* Set exercise
Report how many lines in the records below contain the word "Institut". Give only the number.

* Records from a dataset
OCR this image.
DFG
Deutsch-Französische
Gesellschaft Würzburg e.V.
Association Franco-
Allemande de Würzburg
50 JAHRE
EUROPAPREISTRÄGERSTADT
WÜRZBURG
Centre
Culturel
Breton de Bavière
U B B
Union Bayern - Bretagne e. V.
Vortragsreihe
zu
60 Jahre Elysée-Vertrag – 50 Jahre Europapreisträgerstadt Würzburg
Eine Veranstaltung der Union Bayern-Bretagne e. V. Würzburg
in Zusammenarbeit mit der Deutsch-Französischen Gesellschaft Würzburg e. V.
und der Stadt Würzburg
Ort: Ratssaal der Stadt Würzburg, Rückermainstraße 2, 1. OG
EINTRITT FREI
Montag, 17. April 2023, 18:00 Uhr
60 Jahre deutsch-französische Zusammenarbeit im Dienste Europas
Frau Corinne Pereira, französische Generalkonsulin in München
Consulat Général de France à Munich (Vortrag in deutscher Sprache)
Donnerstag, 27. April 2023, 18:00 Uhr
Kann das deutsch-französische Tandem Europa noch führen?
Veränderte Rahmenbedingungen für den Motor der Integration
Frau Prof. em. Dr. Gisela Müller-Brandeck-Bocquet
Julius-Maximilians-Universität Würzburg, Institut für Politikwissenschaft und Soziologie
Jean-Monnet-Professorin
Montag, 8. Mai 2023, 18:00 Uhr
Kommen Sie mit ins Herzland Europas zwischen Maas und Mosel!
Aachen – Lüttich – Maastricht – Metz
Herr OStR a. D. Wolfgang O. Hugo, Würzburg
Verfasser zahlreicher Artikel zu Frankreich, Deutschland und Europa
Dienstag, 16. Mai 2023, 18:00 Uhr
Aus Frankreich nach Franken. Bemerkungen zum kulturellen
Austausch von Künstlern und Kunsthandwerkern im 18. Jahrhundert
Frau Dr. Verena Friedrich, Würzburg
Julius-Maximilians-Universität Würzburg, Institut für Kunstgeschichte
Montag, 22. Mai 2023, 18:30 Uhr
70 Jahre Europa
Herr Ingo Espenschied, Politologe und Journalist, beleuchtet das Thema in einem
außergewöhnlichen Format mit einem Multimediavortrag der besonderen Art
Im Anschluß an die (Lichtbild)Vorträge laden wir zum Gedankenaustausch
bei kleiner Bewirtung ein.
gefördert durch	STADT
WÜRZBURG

* Finished task
2